**Texte de la page**:

Accord fiscal franco-belge : la fin d’un avantage vieux de 60 ans

Accord fiscal franco-belge : la fin d’un avantage vieux de 60 ans

Depuis plusieurs jours, l’inquiétude monte chez certains de nos compatriotes. La raison : une information envoyée par le service des impôts qui annonce un accord fiscal franco-belge … sonnant la fin d’un avantage vieux de 60 ans. Lesfrancais.press vous explique la situation en détail.

D’une situation fiscale privilégiée…

Jusqu’à récemment, les agents publics français résidant en France mais exerçant en Belgique bénéficiaient d’une situation fiscale privilégiée : leurs rémunérations échappaient à toute imposition en Belgique. Cette exception reposait sur l’article 10 §3 de l’ancienne convention fiscale franco-belge du 10 mars 1964, qui permettait l’imposition exclusive dans l’État de résidence si l’agent possédait la nationalité de celui-ci.

**Liste des tâches**:
[1] D'après le texte sur l'accord fiscal franco-belge, de quelle date est l'ancienne convention fiscale franco-belge ?
[2] Traduisez en anglais cette phrase du texte sur l'accord fiscal franco-belge : « Depuis plusieurs jours, l’inquiétude monte chez certains de nos compatriotes. »
[3] Rédigez la suite du texte sur l'accord fiscal franco-belge à partir de sa dernière phrase.

**Données fournies**:
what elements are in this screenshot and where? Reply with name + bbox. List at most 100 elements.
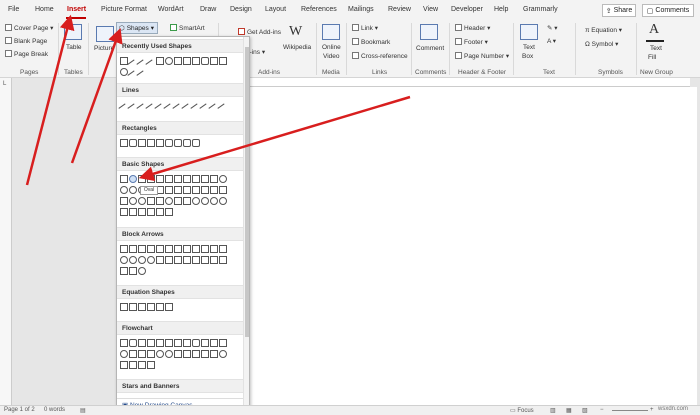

**Résultats par tâche**:
[1] Du 10 mars 1964.

[2] For several days, concern has been growing among some of our fellow citizens.

[3]
… à une décision administrative brutale

Cette règle visait à respecter le principe de réciprocité entre États et à préserver la neutralité fiscale. Dans les faits, les frontaliers français, souvent soumis à une fiscalité plus clémente en France, y trouvaient un avantage net. Nombreux étaient ceux qui, tout en travaillant pour des institutions publiques belges (établissements scolaires, collectivités, hôpitaux publics), déclaraient leurs revenus en France, évitant ainsi le précompte professionnel belge. Cette asymétrie profitait principalement aux Français travaillant en Belgique, étant donné le nombre limité de Belges dans la situation inverse. Un accord amiable franco-belge sonne donc la fin de cet avantage vieux de soixante ans avec une brutalité administrative étonnante.

Un accord conforme aux normes internationales et une réponse à une impasse juridique

Dans le sillage de la signature d’une nouvelle convention fiscale franco-belge le 9 novembre 2021, les deux administrations ont conclu un accord amiable en mars 2025. Cet accord interprétatif porte sur l’article 18 de la nouvelle convention, qui remplace l’ancien article 10. Il confirme désormais une lecture plus stricte du principe d’imposition à la source. Même pour les agents résidant dans l’autre État.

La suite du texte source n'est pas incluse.